• [Raw records]
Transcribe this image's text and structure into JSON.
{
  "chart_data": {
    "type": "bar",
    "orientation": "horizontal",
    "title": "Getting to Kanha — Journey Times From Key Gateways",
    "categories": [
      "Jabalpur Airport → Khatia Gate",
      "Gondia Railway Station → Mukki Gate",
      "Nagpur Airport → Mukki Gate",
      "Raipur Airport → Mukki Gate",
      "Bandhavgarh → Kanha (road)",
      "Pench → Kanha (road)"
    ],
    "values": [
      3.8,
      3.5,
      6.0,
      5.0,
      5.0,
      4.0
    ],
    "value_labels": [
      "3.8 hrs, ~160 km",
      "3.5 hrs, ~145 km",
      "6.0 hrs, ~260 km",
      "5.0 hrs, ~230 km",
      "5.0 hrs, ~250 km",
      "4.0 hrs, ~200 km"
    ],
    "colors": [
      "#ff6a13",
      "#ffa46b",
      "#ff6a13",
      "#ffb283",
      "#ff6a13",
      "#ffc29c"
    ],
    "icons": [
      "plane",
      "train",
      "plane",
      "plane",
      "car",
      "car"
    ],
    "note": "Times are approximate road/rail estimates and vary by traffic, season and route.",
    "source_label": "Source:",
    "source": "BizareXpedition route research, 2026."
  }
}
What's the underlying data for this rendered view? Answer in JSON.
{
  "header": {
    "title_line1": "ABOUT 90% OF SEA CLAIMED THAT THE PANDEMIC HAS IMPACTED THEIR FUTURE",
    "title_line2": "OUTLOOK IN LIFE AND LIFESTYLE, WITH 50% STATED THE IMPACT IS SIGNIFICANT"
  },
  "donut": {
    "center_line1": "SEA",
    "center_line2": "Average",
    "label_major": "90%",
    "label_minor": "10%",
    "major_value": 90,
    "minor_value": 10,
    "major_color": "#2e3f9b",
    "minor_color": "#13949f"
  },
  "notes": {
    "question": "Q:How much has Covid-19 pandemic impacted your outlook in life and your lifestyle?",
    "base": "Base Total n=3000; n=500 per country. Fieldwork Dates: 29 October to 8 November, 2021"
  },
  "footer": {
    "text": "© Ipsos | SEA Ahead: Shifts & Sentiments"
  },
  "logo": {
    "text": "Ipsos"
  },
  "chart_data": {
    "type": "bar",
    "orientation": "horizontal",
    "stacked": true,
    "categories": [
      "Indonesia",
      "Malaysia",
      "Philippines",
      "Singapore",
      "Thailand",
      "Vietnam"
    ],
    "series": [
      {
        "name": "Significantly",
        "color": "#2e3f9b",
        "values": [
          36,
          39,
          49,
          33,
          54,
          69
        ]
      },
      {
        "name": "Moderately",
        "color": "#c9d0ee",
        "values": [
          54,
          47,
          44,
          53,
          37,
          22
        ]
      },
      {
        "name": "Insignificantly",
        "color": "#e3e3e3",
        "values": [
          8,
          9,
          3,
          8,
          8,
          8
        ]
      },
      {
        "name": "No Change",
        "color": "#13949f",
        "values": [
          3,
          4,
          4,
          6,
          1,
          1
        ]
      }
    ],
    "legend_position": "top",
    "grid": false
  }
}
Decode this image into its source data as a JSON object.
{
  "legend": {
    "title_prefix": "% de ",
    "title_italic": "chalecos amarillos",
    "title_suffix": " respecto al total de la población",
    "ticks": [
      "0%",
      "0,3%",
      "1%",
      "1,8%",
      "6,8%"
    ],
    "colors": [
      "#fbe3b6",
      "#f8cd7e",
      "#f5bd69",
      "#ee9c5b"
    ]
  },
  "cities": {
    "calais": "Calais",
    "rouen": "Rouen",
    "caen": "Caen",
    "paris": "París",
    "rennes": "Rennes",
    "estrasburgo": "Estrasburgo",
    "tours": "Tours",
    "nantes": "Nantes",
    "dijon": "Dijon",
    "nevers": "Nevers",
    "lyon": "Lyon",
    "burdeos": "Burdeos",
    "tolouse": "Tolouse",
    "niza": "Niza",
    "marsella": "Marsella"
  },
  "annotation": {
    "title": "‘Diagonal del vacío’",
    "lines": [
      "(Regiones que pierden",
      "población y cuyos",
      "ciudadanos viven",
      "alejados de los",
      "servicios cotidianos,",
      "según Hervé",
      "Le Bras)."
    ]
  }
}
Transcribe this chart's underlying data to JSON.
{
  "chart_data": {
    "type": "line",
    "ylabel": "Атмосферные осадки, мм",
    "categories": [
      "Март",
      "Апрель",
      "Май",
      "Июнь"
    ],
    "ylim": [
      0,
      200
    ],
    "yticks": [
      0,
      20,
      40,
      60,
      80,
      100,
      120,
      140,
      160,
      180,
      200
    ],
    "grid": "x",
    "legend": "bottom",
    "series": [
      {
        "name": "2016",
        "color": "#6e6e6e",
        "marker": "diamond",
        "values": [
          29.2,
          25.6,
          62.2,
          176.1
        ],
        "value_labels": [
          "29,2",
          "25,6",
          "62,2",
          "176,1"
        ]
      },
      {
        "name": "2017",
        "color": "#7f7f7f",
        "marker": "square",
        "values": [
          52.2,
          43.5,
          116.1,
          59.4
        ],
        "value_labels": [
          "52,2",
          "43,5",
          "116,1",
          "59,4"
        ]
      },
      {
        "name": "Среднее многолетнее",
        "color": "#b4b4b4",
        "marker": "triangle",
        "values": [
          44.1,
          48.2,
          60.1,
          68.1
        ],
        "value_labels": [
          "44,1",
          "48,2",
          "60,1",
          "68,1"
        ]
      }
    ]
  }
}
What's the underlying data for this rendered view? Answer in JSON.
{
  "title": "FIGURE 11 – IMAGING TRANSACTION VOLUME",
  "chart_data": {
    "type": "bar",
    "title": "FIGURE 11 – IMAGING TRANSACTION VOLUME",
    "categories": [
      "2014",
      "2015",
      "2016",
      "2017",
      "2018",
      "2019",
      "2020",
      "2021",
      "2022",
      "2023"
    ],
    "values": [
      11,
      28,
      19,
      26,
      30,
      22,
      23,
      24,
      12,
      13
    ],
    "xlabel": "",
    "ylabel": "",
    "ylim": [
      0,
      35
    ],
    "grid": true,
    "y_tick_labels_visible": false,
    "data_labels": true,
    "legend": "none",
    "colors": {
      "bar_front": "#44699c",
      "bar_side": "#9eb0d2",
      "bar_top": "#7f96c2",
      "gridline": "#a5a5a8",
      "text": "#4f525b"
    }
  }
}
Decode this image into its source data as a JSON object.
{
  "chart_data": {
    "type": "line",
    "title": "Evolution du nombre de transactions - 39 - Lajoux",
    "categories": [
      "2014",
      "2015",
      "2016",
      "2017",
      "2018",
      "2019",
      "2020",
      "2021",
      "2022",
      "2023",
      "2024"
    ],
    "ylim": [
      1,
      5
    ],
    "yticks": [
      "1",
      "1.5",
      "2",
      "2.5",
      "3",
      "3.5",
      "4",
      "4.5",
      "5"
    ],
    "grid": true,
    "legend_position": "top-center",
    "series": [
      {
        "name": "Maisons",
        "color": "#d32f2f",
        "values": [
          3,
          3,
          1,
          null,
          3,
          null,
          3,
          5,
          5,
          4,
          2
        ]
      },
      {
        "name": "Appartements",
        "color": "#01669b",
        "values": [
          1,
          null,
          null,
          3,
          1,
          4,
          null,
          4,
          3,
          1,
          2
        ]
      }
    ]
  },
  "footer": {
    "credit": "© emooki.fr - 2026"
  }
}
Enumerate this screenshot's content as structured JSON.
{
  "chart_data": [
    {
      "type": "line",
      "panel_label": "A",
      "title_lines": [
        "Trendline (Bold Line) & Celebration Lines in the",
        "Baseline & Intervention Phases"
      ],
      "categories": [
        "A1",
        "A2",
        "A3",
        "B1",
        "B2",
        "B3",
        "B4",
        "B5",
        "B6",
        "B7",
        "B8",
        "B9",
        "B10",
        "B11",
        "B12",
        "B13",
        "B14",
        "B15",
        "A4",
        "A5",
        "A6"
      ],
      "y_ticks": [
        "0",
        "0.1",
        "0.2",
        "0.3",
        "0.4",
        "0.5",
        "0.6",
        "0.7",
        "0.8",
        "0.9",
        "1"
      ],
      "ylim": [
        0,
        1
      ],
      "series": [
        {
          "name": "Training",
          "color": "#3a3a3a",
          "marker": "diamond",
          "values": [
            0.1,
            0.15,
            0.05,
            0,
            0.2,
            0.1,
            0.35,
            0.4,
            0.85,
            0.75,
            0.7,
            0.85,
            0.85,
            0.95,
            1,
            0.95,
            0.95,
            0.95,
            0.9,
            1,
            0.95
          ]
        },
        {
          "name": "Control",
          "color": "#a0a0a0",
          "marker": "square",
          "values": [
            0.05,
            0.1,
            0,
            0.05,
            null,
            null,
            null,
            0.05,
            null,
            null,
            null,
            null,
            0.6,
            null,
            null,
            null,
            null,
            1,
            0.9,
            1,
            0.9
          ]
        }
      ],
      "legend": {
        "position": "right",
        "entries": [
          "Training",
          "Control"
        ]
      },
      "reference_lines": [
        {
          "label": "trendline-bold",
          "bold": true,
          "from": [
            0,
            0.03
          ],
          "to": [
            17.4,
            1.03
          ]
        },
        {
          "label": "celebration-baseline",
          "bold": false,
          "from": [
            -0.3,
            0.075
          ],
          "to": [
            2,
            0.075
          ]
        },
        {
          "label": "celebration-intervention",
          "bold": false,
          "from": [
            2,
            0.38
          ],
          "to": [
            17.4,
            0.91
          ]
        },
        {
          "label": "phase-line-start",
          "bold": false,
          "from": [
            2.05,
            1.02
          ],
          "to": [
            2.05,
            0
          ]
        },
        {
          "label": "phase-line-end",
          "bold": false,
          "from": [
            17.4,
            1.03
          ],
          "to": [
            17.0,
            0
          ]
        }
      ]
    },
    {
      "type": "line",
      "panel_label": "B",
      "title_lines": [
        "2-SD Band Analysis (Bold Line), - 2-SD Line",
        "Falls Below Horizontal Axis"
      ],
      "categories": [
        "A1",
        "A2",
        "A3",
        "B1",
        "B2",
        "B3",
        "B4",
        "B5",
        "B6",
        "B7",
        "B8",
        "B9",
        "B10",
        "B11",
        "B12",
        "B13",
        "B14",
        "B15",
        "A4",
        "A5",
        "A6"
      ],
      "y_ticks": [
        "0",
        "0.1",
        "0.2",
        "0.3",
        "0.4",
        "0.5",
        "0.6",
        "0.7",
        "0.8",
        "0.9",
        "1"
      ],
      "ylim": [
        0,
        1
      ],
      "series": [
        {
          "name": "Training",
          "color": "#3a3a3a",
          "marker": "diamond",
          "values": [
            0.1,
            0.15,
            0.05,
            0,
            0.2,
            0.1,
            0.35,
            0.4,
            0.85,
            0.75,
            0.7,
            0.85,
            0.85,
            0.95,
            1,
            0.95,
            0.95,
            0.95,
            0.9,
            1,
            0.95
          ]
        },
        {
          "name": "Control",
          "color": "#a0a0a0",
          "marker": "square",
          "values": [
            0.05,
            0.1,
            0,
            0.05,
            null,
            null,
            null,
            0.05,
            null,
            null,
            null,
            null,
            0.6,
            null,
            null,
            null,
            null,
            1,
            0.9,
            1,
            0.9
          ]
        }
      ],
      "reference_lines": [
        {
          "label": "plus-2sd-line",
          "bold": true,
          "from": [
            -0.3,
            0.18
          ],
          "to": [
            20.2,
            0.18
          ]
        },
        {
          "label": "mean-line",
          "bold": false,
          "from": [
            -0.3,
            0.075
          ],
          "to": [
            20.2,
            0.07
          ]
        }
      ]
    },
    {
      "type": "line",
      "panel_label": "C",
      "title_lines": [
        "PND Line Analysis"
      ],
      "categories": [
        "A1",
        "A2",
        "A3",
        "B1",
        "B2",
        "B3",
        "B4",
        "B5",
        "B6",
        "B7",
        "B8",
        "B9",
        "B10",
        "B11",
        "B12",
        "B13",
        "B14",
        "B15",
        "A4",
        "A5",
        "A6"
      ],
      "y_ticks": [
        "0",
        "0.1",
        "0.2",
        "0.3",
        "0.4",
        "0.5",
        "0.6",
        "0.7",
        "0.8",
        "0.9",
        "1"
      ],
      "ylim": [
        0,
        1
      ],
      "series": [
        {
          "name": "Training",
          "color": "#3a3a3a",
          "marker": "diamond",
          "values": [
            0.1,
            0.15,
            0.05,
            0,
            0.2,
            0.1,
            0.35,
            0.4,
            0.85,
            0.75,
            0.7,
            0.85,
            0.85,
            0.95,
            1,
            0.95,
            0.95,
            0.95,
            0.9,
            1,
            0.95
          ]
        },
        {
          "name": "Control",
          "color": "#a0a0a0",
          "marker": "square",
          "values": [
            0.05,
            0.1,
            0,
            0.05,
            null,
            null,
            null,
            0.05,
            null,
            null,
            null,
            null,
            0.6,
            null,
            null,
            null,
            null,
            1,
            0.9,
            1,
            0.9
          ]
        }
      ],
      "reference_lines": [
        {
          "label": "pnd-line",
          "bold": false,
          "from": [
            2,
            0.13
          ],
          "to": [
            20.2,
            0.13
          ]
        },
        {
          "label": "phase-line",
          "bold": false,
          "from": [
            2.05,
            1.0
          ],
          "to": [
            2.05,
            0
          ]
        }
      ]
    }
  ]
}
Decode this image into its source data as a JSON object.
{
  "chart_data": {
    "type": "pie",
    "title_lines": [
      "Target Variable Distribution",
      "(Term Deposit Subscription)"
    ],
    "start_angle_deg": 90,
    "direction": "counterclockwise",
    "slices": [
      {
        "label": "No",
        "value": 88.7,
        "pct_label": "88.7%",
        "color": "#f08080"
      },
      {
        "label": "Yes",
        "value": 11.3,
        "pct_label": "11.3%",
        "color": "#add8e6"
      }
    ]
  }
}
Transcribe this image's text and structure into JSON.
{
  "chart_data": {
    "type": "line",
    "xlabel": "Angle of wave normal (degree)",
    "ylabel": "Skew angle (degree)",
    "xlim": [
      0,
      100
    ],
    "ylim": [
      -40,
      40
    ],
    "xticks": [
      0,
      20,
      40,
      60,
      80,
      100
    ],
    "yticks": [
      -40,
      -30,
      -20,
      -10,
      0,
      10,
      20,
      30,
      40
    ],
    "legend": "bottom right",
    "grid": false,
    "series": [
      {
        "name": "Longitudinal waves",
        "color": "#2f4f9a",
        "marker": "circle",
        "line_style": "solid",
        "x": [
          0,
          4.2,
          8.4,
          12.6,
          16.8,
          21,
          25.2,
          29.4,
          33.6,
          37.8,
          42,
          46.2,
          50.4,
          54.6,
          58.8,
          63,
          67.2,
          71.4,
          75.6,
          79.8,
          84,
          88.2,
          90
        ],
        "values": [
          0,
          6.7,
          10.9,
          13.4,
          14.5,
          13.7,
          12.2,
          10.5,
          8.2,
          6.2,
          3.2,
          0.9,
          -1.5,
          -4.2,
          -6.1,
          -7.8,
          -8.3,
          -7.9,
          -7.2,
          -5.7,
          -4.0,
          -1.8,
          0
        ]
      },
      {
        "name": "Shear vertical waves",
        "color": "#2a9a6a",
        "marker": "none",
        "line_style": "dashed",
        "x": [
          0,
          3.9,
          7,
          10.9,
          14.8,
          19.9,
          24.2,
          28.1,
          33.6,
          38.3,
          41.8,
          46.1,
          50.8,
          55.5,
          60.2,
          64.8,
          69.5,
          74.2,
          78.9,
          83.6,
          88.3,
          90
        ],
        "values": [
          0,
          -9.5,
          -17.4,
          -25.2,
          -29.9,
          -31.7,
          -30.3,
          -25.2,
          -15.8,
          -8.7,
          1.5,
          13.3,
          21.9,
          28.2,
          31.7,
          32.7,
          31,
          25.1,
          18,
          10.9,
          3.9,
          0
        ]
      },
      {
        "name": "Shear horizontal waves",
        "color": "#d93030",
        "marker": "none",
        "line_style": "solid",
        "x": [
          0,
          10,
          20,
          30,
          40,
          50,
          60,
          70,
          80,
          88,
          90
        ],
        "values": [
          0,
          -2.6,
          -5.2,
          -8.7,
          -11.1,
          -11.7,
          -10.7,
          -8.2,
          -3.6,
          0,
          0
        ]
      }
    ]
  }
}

• [Direction] Return a copy of every line that includes the word "text".

• [Worked solution]
Transcribe this image's text and structure into JSON.
    "text": "© Ipsos | SEA Ahead: Shifts & Sentiments"
    "text": "Ipsos"
      "text": "#4f525b"
Transcribe this image's text and structure into JSON.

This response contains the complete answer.